» **SHORT PROBLEM**
Scan the records for the word "хүчирхийллийн". Copy each line that includes it.

[Rows from a figure dataset]
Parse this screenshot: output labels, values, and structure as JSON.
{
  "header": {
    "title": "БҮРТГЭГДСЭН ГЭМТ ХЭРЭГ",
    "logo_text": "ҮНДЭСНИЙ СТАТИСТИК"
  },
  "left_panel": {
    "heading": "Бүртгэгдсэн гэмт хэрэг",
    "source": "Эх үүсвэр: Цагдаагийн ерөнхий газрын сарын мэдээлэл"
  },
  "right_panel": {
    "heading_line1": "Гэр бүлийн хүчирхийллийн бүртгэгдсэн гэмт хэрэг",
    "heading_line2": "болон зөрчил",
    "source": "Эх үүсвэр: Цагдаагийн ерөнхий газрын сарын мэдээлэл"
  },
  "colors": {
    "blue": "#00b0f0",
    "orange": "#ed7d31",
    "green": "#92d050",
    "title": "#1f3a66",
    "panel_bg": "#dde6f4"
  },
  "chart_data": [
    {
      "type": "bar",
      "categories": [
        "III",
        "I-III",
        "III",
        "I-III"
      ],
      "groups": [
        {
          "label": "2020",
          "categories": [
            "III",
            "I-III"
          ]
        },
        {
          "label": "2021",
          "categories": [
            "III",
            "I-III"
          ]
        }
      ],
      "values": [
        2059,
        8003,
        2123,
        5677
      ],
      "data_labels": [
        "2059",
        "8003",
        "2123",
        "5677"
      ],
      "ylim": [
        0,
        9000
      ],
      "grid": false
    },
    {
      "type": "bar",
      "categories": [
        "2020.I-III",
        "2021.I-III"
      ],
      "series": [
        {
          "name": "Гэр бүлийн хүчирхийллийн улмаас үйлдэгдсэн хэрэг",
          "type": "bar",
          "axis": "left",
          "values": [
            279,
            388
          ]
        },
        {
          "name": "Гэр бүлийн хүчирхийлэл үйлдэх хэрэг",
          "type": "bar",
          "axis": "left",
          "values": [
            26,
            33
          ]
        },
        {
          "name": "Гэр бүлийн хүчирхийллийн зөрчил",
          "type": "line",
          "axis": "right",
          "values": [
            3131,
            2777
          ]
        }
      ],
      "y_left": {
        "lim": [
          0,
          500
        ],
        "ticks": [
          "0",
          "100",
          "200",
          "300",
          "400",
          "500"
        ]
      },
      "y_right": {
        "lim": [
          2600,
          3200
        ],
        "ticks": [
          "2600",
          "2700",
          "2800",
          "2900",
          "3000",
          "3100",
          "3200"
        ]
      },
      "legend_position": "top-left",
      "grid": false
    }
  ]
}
---
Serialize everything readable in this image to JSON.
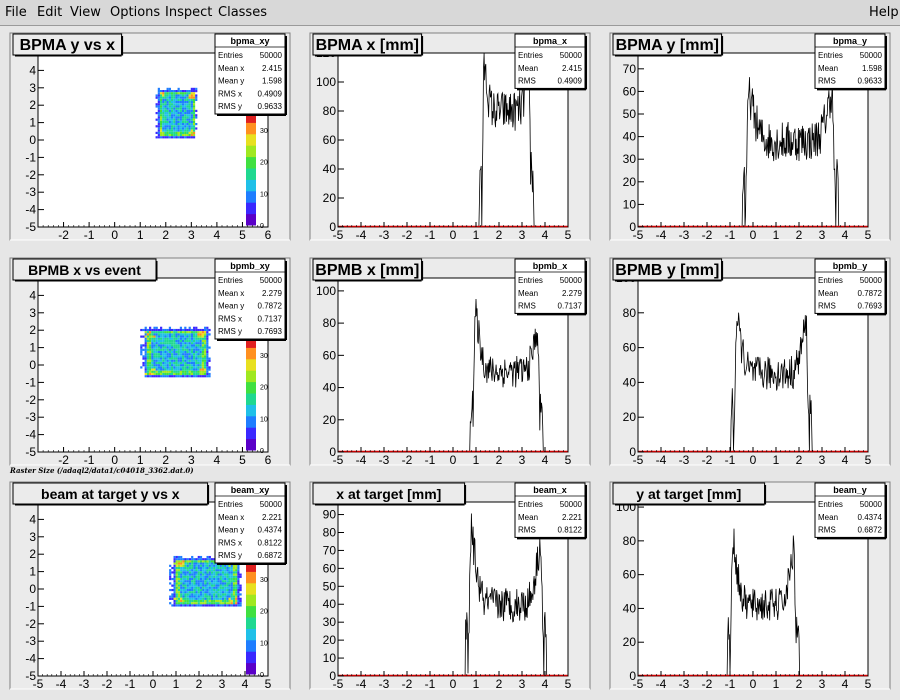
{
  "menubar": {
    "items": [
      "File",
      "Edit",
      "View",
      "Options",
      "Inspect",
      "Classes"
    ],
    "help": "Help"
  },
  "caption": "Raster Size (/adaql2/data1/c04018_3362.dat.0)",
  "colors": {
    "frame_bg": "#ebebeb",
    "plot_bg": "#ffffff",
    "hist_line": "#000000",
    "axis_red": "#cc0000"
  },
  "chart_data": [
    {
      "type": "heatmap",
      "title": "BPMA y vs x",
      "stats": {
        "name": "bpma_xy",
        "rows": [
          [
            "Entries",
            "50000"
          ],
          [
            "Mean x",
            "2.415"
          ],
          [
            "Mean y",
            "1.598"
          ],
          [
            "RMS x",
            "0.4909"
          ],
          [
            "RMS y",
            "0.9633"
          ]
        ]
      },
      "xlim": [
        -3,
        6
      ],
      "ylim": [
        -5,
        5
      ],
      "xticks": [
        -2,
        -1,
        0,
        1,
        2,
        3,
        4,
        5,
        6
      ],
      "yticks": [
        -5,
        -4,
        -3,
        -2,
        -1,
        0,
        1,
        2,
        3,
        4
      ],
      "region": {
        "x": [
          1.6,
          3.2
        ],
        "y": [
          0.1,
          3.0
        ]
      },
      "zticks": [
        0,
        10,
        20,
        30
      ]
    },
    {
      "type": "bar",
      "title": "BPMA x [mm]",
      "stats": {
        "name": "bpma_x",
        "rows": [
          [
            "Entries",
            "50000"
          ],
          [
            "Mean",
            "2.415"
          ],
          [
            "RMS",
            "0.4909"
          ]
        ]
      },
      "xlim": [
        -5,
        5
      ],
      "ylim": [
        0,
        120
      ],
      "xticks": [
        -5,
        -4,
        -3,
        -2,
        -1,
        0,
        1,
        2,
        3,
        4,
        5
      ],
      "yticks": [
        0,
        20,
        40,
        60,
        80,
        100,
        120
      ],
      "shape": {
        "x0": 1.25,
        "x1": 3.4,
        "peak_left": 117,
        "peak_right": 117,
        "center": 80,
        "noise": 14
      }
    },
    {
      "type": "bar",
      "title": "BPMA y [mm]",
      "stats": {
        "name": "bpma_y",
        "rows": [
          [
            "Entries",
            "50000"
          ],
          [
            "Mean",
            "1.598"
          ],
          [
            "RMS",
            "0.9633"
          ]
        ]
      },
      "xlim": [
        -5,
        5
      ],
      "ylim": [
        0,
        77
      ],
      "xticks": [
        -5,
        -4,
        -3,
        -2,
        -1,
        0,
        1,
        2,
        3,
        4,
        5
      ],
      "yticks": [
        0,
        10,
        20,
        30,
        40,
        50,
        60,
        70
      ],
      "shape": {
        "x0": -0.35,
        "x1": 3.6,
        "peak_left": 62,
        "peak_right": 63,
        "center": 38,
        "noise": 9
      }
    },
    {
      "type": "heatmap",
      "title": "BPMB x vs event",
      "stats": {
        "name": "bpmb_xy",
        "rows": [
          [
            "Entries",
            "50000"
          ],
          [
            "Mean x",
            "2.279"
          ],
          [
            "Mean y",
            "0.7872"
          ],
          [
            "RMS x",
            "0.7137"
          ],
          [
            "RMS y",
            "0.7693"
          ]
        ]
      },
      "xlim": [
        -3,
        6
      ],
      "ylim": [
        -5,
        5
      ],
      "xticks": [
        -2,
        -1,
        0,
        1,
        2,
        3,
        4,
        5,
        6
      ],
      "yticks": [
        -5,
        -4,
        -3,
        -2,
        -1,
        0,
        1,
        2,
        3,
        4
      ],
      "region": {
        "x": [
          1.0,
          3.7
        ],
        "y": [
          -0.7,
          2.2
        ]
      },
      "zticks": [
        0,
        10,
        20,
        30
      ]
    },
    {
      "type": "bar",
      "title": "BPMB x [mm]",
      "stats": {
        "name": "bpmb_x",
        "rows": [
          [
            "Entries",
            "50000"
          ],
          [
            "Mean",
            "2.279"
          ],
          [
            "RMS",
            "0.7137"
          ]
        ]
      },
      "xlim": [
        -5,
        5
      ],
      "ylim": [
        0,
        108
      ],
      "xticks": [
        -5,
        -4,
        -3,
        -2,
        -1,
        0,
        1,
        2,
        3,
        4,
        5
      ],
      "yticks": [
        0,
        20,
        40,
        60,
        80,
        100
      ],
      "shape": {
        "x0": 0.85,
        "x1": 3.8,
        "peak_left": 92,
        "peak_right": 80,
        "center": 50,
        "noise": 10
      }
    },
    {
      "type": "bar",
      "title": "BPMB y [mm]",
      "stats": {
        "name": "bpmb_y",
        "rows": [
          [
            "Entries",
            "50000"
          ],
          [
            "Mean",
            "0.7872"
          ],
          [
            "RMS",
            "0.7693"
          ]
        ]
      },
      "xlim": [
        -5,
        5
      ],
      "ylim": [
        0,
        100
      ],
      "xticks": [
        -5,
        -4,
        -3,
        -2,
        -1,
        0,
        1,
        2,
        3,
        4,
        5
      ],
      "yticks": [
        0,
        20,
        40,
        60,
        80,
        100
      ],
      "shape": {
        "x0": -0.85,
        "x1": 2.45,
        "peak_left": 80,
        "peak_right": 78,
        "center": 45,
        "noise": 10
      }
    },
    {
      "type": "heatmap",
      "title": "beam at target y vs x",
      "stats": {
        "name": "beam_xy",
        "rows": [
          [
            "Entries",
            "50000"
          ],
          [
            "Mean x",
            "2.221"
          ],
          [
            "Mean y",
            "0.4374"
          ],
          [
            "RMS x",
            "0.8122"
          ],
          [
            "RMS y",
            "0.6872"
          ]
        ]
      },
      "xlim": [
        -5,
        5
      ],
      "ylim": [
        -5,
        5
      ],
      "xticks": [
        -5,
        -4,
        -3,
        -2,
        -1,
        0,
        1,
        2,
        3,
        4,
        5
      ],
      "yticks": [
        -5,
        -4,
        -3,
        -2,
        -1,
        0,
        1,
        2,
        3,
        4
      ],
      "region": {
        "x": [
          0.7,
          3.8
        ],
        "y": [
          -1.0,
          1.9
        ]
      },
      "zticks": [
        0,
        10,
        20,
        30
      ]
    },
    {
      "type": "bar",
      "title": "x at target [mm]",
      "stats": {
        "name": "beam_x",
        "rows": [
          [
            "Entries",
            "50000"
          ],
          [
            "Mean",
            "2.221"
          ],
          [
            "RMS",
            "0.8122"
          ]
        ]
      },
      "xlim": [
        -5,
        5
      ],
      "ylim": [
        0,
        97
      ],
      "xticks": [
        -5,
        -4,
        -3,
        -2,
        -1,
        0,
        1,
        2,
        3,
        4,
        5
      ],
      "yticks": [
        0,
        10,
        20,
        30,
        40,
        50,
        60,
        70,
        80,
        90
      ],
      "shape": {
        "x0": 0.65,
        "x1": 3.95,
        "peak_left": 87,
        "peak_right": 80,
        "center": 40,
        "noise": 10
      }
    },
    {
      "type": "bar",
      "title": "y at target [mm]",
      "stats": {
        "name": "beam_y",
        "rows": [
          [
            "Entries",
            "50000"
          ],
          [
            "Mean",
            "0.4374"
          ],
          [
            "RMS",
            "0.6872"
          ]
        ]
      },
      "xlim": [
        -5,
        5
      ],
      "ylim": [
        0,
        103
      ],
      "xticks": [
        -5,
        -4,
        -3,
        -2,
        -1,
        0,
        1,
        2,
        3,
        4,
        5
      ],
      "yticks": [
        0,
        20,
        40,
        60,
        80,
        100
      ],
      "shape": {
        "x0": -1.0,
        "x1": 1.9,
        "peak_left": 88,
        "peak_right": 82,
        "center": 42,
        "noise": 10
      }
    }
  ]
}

» **RESULT**
    "heading_line1": "Гэр бүлийн хүчирхийллийн бүртгэгдсэн гэмт хэрэг",
          "name": "Гэр бүлийн хүчирхийллийн улмаас үйлдэгдсэн хэрэг",
          "name": "Гэр бүлийн хүчирхийллийн зөрчил",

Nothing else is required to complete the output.